→ Problem to work on
Select every line below containing the word "marker".

→ Records for this exercise
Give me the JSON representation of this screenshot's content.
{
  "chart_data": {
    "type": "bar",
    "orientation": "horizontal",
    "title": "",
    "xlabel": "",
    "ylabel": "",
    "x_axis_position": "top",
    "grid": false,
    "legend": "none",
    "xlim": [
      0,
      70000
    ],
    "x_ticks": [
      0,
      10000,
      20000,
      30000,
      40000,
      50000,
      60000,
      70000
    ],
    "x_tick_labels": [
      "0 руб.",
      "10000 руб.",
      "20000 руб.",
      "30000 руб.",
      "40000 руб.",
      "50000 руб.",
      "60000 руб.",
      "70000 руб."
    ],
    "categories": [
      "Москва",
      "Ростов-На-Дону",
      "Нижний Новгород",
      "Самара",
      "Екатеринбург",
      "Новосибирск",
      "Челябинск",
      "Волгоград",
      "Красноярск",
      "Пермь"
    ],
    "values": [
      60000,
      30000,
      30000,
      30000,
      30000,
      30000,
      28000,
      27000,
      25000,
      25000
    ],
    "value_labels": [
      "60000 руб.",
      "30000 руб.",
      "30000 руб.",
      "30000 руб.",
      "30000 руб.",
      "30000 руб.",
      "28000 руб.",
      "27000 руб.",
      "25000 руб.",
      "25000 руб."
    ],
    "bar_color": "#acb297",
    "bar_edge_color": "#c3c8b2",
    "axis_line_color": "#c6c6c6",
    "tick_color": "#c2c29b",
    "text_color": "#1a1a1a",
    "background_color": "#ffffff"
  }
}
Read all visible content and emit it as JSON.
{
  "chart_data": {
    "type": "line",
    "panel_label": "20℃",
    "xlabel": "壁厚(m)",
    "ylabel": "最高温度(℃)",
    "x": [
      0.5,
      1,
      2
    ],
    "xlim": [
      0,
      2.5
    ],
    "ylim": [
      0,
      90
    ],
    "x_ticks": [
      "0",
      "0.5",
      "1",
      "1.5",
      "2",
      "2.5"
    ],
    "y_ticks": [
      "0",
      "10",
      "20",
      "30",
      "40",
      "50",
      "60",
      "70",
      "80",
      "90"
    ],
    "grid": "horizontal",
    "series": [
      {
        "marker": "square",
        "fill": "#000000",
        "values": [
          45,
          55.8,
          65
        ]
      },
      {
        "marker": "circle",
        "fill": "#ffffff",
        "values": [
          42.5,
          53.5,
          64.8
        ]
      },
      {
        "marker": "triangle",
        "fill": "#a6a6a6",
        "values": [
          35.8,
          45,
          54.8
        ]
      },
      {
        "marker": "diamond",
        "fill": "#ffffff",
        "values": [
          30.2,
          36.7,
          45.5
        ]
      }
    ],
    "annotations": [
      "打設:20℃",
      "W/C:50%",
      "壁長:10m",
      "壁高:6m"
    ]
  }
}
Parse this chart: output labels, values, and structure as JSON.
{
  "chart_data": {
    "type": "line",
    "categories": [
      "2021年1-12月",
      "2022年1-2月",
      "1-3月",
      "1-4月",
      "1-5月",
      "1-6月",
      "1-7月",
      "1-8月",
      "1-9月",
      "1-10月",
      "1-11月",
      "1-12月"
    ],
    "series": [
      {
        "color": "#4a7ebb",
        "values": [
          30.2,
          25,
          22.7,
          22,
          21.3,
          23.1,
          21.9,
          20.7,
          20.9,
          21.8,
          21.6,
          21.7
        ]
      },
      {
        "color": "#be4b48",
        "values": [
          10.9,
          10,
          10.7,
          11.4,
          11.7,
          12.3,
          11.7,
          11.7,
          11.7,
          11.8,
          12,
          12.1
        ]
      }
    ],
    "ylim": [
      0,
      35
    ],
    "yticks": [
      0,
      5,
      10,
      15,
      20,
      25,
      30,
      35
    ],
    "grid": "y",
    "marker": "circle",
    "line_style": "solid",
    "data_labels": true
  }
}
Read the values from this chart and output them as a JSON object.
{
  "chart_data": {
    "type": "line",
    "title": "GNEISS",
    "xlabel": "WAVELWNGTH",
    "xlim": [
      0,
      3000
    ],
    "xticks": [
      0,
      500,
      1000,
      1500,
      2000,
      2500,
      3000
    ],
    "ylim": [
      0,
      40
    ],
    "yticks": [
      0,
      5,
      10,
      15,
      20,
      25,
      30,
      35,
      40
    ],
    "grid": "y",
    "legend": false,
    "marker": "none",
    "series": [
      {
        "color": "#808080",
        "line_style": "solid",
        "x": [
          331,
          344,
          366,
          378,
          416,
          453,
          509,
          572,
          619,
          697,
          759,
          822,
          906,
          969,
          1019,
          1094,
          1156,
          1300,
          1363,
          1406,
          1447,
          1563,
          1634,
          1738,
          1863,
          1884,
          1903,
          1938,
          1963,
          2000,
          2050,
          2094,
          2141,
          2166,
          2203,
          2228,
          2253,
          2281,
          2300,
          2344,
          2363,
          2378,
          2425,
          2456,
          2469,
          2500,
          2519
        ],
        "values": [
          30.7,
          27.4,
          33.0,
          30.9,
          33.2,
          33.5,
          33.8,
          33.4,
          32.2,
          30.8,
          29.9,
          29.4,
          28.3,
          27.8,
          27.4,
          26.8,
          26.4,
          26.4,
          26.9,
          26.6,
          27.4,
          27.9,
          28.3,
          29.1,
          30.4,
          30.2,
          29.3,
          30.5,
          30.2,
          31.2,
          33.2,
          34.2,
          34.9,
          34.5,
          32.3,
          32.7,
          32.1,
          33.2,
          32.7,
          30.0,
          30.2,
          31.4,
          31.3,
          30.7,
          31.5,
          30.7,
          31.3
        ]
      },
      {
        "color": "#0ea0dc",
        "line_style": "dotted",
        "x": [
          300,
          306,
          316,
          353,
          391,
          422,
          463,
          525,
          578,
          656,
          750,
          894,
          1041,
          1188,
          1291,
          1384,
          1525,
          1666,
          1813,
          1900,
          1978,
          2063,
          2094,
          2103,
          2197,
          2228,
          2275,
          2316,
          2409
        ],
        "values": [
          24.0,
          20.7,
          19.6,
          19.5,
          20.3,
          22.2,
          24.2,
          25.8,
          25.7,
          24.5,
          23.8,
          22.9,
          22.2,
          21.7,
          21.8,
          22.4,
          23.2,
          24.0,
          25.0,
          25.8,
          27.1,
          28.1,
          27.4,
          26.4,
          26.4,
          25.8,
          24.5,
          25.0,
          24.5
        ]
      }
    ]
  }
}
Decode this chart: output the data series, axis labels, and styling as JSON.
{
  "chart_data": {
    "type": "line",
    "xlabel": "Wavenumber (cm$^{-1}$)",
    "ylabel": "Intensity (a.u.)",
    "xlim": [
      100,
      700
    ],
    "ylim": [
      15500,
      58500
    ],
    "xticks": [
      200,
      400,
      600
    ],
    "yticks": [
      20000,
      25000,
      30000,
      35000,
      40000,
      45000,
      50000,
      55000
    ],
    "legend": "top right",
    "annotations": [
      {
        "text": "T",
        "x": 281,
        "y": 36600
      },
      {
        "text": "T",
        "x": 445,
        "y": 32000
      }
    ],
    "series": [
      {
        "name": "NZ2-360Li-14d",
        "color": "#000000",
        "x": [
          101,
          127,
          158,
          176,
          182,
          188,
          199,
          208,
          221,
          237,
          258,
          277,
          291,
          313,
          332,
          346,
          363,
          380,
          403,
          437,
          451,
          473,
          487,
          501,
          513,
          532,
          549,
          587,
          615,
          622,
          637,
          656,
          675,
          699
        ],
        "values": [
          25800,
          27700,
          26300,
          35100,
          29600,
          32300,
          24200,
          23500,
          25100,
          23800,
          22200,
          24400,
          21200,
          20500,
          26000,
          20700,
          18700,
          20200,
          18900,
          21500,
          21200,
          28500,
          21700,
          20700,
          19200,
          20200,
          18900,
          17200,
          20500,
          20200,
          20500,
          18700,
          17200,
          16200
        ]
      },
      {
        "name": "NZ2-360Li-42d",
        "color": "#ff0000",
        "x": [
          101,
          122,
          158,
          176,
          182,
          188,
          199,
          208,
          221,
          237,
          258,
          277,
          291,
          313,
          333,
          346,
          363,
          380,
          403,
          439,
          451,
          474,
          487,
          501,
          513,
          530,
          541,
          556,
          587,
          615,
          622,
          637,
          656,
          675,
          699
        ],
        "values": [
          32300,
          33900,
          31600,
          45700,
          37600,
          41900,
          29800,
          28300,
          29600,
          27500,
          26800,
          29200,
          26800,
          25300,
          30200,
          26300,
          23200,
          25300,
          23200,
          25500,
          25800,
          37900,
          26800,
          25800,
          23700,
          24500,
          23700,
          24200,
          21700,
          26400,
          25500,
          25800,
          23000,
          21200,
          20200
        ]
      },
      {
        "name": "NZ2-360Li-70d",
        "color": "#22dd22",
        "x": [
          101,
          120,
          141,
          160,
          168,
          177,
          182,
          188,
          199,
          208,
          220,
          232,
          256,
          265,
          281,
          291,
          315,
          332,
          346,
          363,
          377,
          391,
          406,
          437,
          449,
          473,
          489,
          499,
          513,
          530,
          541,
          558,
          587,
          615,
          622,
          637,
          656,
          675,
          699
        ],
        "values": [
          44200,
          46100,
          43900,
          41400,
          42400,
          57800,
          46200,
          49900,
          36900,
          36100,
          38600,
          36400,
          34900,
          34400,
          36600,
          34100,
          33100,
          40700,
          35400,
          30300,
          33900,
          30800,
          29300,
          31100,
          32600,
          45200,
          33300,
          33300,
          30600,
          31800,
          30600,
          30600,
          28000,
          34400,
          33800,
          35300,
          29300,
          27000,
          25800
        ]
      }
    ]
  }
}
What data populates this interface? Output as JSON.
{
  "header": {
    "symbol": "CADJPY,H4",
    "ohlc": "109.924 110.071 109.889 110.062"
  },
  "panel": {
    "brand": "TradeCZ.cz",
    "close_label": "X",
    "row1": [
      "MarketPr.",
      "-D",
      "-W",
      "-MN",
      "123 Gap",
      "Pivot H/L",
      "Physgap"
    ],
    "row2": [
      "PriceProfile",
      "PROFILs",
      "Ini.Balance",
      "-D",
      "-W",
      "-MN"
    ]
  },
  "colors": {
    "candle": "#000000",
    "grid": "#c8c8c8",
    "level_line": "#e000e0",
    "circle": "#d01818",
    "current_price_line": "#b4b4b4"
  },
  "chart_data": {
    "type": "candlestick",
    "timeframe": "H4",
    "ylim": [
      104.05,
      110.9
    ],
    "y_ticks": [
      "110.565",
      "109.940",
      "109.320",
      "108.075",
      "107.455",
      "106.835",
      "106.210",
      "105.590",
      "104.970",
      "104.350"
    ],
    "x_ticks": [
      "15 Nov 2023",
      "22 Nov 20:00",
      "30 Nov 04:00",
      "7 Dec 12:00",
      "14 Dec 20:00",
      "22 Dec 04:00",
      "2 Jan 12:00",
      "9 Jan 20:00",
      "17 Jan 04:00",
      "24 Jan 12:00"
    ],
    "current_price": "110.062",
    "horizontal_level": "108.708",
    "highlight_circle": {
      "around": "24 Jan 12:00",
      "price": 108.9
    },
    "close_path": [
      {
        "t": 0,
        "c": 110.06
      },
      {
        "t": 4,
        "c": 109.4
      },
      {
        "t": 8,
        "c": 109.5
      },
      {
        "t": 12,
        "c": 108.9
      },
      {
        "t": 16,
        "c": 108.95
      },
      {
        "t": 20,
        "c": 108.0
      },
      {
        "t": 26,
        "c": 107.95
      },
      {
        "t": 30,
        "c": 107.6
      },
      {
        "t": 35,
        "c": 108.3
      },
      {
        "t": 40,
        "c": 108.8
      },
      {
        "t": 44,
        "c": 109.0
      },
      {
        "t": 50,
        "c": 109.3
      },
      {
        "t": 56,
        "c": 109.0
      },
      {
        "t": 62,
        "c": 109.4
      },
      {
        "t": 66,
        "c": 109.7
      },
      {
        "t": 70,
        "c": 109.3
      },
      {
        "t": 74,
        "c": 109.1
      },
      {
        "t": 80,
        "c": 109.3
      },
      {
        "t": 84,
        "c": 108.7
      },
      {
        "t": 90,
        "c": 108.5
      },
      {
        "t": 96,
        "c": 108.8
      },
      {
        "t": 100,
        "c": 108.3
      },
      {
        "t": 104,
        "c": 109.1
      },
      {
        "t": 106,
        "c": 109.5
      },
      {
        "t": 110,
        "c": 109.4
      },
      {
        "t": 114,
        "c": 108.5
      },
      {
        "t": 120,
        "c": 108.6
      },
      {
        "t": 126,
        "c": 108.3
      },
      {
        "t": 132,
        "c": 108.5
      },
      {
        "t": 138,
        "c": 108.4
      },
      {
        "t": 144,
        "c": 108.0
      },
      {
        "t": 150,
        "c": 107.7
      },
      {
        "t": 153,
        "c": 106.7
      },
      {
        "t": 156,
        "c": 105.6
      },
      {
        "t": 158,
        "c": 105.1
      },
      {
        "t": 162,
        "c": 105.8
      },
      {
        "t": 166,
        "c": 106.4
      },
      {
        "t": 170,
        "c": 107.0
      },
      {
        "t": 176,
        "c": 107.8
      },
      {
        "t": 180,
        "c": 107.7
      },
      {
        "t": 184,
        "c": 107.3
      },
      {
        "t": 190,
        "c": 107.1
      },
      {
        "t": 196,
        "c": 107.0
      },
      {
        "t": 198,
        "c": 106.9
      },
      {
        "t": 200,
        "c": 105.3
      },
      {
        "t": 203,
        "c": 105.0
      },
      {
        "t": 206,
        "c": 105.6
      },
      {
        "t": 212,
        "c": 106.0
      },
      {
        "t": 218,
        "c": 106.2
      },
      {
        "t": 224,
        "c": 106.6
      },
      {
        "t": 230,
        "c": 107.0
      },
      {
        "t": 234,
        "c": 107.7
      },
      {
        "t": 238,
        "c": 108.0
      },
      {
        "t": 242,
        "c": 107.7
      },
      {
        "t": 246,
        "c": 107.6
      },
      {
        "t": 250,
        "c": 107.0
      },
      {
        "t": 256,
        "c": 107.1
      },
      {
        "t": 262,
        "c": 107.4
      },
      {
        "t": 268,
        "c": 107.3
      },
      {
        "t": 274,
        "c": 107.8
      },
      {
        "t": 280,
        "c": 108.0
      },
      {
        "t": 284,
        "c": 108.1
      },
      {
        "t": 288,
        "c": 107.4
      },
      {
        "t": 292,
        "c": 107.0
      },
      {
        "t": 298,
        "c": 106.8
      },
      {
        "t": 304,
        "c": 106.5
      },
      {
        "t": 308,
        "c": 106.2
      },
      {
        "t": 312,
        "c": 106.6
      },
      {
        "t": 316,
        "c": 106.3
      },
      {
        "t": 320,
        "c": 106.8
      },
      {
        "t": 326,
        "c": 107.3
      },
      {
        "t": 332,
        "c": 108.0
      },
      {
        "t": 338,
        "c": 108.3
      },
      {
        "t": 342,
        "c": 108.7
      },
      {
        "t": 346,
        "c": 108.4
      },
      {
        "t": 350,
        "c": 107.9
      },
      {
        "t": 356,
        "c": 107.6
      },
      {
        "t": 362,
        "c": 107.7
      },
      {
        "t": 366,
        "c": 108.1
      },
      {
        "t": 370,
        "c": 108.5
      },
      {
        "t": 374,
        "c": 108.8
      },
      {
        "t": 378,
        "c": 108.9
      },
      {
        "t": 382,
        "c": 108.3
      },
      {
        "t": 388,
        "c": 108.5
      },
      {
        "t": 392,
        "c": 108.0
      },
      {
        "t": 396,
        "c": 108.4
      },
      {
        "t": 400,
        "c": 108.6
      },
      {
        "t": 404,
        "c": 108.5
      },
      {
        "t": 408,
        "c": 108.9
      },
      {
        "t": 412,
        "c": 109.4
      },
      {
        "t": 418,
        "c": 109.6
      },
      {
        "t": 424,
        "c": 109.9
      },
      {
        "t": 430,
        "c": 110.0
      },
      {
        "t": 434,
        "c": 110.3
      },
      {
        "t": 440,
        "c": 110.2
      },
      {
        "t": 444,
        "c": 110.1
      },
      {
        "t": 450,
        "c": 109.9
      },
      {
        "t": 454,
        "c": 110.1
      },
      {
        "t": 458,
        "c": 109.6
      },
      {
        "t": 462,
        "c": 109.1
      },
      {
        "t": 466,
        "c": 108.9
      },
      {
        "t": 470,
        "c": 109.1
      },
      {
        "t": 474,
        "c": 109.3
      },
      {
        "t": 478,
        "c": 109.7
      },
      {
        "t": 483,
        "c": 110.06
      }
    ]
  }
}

→ Right answer
        "marker": "square",
        "marker": "circle",
        "marker": "triangle",
        "marker": "diamond",
    "marker": "circle",
    "marker": "none",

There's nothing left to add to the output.